* **Your objective**:
Select the lines that contain "tempted" and copy each of them.

[Records excerpted from a collection]

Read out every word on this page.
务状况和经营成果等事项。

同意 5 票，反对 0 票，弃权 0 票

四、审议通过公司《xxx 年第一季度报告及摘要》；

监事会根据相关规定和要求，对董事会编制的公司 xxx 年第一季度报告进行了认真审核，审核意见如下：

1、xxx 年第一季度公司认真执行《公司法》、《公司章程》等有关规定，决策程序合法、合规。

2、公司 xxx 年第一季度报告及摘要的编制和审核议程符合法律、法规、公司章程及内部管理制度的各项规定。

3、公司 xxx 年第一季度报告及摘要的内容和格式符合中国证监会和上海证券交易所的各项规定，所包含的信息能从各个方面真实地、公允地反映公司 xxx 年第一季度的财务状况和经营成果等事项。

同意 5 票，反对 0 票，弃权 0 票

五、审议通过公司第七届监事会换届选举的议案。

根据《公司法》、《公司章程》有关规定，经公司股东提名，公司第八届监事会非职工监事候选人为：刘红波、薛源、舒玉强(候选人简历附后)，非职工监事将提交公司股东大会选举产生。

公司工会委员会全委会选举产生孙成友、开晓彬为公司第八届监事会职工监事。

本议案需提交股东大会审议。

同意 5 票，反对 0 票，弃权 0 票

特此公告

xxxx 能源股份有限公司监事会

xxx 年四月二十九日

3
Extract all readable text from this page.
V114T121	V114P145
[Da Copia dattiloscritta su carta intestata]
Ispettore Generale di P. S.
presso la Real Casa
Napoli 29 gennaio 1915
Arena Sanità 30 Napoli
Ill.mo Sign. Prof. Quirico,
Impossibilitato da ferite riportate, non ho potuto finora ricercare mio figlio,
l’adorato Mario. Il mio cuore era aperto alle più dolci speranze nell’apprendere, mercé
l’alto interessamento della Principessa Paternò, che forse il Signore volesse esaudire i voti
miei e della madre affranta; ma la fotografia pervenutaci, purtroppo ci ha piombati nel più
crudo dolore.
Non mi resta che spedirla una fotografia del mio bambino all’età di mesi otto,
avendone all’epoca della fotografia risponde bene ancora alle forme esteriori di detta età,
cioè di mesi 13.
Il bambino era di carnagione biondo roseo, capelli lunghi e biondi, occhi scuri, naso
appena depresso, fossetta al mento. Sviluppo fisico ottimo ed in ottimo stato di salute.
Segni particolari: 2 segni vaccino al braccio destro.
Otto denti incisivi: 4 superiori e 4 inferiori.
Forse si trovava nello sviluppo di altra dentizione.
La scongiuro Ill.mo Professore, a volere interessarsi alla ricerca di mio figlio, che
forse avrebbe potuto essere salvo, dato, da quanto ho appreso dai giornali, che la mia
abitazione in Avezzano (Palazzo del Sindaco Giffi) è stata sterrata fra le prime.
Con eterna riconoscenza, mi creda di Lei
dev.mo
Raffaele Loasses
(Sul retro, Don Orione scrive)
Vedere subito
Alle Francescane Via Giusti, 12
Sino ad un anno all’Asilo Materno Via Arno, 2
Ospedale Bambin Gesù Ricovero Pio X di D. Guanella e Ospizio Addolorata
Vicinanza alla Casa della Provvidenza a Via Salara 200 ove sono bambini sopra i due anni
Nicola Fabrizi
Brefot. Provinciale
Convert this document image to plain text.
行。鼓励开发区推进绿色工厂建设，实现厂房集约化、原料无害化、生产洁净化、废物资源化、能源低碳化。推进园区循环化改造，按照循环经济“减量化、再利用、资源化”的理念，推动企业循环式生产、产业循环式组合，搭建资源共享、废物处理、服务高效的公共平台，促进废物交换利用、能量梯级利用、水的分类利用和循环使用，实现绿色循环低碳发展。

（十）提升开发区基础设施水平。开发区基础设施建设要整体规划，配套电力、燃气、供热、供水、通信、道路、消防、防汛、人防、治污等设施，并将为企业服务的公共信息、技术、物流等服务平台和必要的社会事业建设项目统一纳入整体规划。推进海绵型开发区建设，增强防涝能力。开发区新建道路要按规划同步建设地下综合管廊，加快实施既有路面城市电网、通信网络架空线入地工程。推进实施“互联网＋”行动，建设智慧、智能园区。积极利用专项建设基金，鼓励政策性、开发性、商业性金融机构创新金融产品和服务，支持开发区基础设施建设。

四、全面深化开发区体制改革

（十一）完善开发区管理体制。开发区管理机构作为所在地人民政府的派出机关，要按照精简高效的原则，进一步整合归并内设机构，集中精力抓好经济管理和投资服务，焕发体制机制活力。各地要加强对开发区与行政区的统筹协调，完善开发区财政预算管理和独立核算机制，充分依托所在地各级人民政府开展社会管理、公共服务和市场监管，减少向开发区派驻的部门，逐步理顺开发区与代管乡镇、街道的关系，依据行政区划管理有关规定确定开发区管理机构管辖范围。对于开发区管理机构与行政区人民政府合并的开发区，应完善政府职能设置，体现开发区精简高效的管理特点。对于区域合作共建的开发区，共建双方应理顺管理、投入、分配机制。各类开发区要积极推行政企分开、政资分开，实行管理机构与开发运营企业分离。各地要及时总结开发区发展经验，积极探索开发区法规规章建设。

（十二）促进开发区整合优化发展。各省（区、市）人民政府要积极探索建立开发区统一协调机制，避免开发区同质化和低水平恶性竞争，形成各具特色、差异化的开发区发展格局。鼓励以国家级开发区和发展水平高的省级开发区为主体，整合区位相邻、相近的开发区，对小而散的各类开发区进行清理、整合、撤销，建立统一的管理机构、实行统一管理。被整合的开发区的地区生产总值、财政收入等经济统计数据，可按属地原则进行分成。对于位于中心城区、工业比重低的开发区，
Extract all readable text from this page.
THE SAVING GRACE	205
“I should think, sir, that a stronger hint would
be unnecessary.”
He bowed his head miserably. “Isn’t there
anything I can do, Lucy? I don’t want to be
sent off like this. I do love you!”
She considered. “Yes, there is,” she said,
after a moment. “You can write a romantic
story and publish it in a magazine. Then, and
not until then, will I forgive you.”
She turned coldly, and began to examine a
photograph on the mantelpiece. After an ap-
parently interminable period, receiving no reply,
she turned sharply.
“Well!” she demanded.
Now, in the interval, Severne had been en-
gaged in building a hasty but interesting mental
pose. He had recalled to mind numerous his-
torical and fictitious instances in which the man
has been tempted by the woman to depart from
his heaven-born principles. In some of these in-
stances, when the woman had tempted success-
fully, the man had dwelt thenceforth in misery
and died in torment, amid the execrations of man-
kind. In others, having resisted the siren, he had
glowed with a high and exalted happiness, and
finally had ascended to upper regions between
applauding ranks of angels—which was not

* **Solved exercise**:
has been tempted by the woman to depart from
stances, when the woman had tempted success-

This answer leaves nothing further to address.